To do — Go through the listing and set it down exactly, leaving out its pictures.
**** Data to process ****
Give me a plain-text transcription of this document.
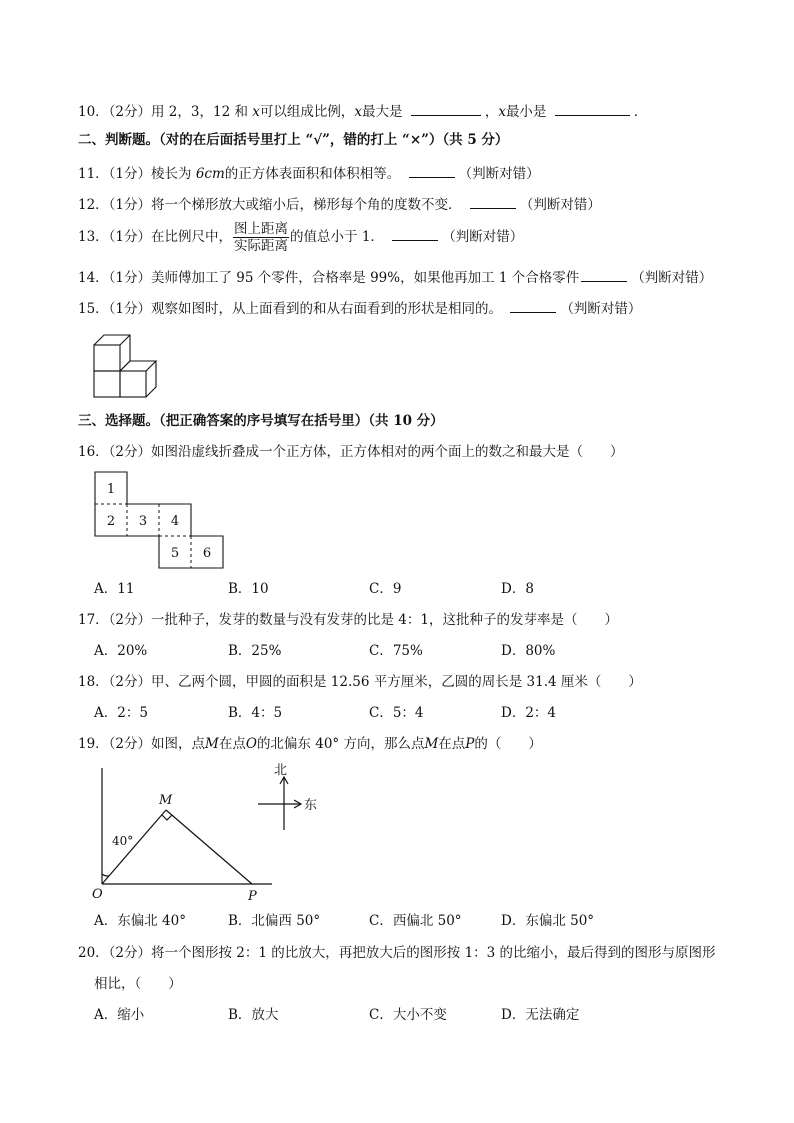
10．（2分）用 2，3，12 和 x可以组成比例，x最大是	，x最小是	．
二、判断题。（对的在后面括号里打上 “√”，错的打上 “×”）（共 5 分）
11．（1分）棱长为 6cm的正方体表面积和体积相等。	（判断对错）
12．（1分）将一个梯形放大或缩小后，梯形每个角的度数不变．	（判断对错）
13．（1分）在比例尺中， $\frac{\text{图上距离}}{\text{实际距离}}$ 的值总小于 1．	（判断对错）
14．（1分）美师傅加工了 95 个零件，合格率是 99%，如果他再加工 1 个合格零件	（判断对错）
15．（1分）观察如图时，从上面看到的和从右面看到的形状是相同的。	（判断对错）
三、选择题。（把正确答案的序号填写在括号里）（共 10 分）
16．（2分）如图沿虚线折叠成一个正方体，正方体相对的两个面上的数之和最大是（　　）
1
2 3 4
5 6
A．11	B．10	C．9	D．8
17．（2分）一批种子，发芽的数量与没有发芽的比是 4：1，这批种子的发芽率是（　　）
A．20%	B．25%	C．75%	D．80%
18．（2分）甲、乙两个圆，甲圆的面积是 12.56 平方厘米，乙圆的周长是 31.4 厘米（　　）
A．2：5	B．4：5	C．5：4	D．2：4
19．（2分）如图，点M在点O的北偏东 40° 方向，那么点M在点P的（　　）
北
东
M
40°
O	P
A．东偏北 40°	B．北偏西 50°	C．西偏北 50°	D．东偏北 50°
20．（2分）将一个图形按 2：1 的比放大，再把放大后的图形按 1：3 的比缩小，最后得到的图形与原图形
相比，（　　）
A．缩小	B．放大	C．大小不变	D．无法确定
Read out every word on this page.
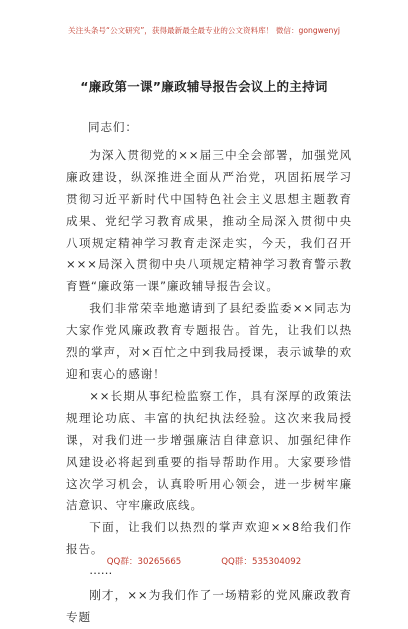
关注头条号“公文研究”，获得最新最全最专业的公文资料库！ 微信：gongwenyj
“廉政第一课”廉政辅导报告会议上的主持词

同志们：

为深入贯彻党的××届三中全会部署，加强党风廉政建设，纵深推进全面从严治党，巩固拓展学习贯彻习近平新时代中国特色社会主义思想主题教育成果、党纪学习教育成果，推动全局深入贯彻中央八项规定精神学习教育走深走实，今天，我们召开×××局深入贯彻中央八项规定精神学习教育警示教育暨“廉政第一课”廉政辅导报告会议。

我们非常荣幸地邀请到了县纪委监委××同志为大家作党风廉政教育专题报告。首先，让我们以热烈的掌声，对×百忙之中到我局授课，表示诚挚的欢迎和衷心的感谢！

××长期从事纪检监察工作，具有深厚的政策法规理论功底、丰富的执纪执法经验。这次来我局授课，对我们进一步增强廉洁自律意识、加强纪律作风建设必将起到重要的指导帮助作用。大家要珍惜这次学习机会，认真聆听用心领会，进一步树牢廉洁意识、守牢廉政底线。

下面，让我们以热烈的掌声欢迎××8给我们作报告。

……

刚才，××为我们作了一场精彩的党风廉政教育专题

QQ群：30265665	QQ群：535304092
****
Task answer —
Give me a plain-text transcription of this document.
10．（2分）用 2，3，12 和 x可以组成比例，x最大是	，x最小是	．
二、判断题。（对的在后面括号里打上 “√”，错的打上 “×”）（共 5 分）
11．（1分）棱长为 6cm的正方体表面积和体积相等。	（判断对错）
12．（1分）将一个梯形放大或缩小后，梯形每个角的度数不变．	（判断对错）
13．（1分）在比例尺中， $\frac{\text{图上距离}}{\text{实际距离}}$ 的值总小于 1．	（判断对错）
14．（1分）美师傅加工了 95 个零件，合格率是 99%，如果他再加工 1 个合格零件	（判断对错）
15．（1分）观察如图时，从上面看到的和从右面看到的形状是相同的。	（判断对错）
三、选择题。（把正确答案的序号填写在括号里）（共 10 分）
16．（2分）如图沿虚线折叠成一个正方体，正方体相对的两个面上的数之和最大是（　　）
1
2 3 4
5 6
A．11	B．10	C．9	D．8
17．（2分）一批种子，发芽的数量与没有发芽的比是 4：1，这批种子的发芽率是（　　）
A．20%	B．25%	C．75%	D．80%
18．（2分）甲、乙两个圆，甲圆的面积是 12.56 平方厘米，乙圆的周长是 31.4 厘米（　　）
A．2：5	B．4：5	C．5：4	D．2：4
19．（2分）如图，点M在点O的北偏东 40° 方向，那么点M在点P的（　　）
北
东
M
40°
O	P
A．东偏北 40°	B．北偏西 50°	C．西偏北 50°	D．东偏北 50°
20．（2分）将一个图形按 2：1 的比放大，再把放大后的图形按 1：3 的比缩小，最后得到的图形与原图形
相比，（　　）
A．缩小	B．放大	C．大小不变	D．无法确定
Read out every word on this page.
关注头条号“公文研究”，获得最新最全最专业的公文资料库！ 微信：gongwenyj
“廉政第一课”廉政辅导报告会议上的主持词

同志们：

为深入贯彻党的××届三中全会部署，加强党风廉政建设，纵深推进全面从严治党，巩固拓展学习贯彻习近平新时代中国特色社会主义思想主题教育成果、党纪学习教育成果，推动全局深入贯彻中央八项规定精神学习教育走深走实，今天，我们召开×××局深入贯彻中央八项规定精神学习教育警示教育暨“廉政第一课”廉政辅导报告会议。

我们非常荣幸地邀请到了县纪委监委××同志为大家作党风廉政教育专题报告。首先，让我们以热烈的掌声，对×百忙之中到我局授课，表示诚挚的欢迎和衷心的感谢！

××长期从事纪检监察工作，具有深厚的政策法规理论功底、丰富的执纪执法经验。这次来我局授课，对我们进一步增强廉洁自律意识、加强纪律作风建设必将起到重要的指导帮助作用。大家要珍惜这次学习机会，认真聆听用心领会，进一步树牢廉洁意识、守牢廉政底线。

下面，让我们以热烈的掌声欢迎××8给我们作报告。

……

刚才，××为我们作了一场精彩的党风廉政教育专题

QQ群：30265665	QQ群：535304092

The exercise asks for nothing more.